Given text:

----------

Asynchronous programming

Legend:

  • Tasks here generally refers to CPU bound tasks
  • Blocking tasks generally refer to Long running CPU bound tasks, or Non CPU (hardware peripheral) bound tasks, e.g counting to 1 million d.p. of Pi, or waiting for Hardrive to respond to a file read request.

Thoughts, Ideas and Research

  • What is the purpose of asynchronous programming?
    1. So that we can do more than 1 thing simultaneously?
      • Both piece of code running at the same time
    2. Or so that we can do more than 1 thing concurrently?
      • Both piece of code running across time T,
      • Both only 1 piece of code running at any given point (Tp) in time T
      • So only 1 executing at once, but overall across T time, more than 1 can execute
        • This is so that when 1 piece of code need to wait for e.g. the network, another CPU bound task can execute.
  • Main scenarios for asynchronous programming
    • I/O operations
      • Making a network call
      • Talking to a database
      • File IO
      • Waiting for user input
      • A synchronous program that performs an I/O operation will come to a halt until the operation finishes. A more efficient program would instead perform the operation and continue executing other code while the operation is pending.
      • Say you have a program that reads some user input, makes some computation and then sends the result via email. When sending an email, you have to send some data out to the network and then wait for the receiving server to respond. Time invested by waiting for the server to respond is time wasted that would be of much better use if the program continued computing.
    • Performing multiple operations in parallel
      • When you need to do different operations in parallel, for example, making a database call, web service call and any calculations, then we can use asynchrony.
    • Long-running event-driven requests
      • This is the idea where you have a request that comes in, and the request goes to sleep for some time waiting for some other event to take place when that event takes place, you want the request to continue and then send a response to client.

----------

Data excerpt:
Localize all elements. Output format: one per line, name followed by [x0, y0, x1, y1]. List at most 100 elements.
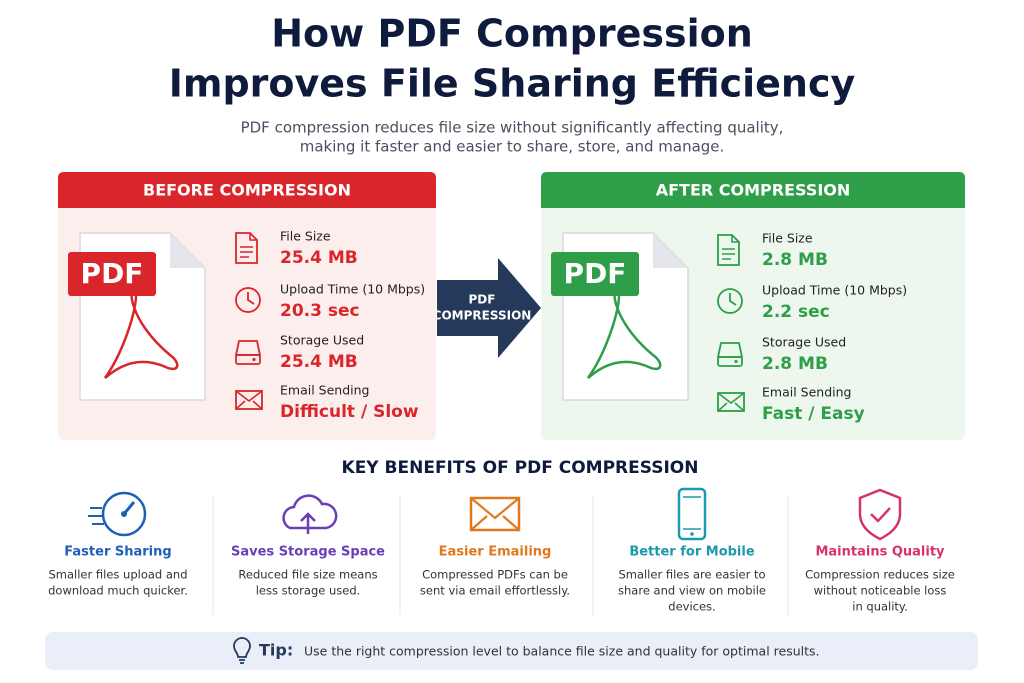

----------

Given request 1:
List every example of an I/O operation that the text on asynchronous programming gives under the main scenarios.
Given request 2:
Reproduce the passage of the text on asynchronous programming that opens with the words containing "Thoughts, Ideas and" and closes with "1 thing concurrently?".
The data has no connection to the text on asynchronous programming.

Full solution 1:
- Making a network call
- Talking to a database
- File IO
- Waiting for user input

Full solution 2:
Thoughts, Ideas and Research

  • What is the purpose of asynchronous programming?
    1. So that we can do more than 1 thing simultaneously?
      • Both piece of code running at the same time
    2. Or so that we can do more than 1 thing concurrently?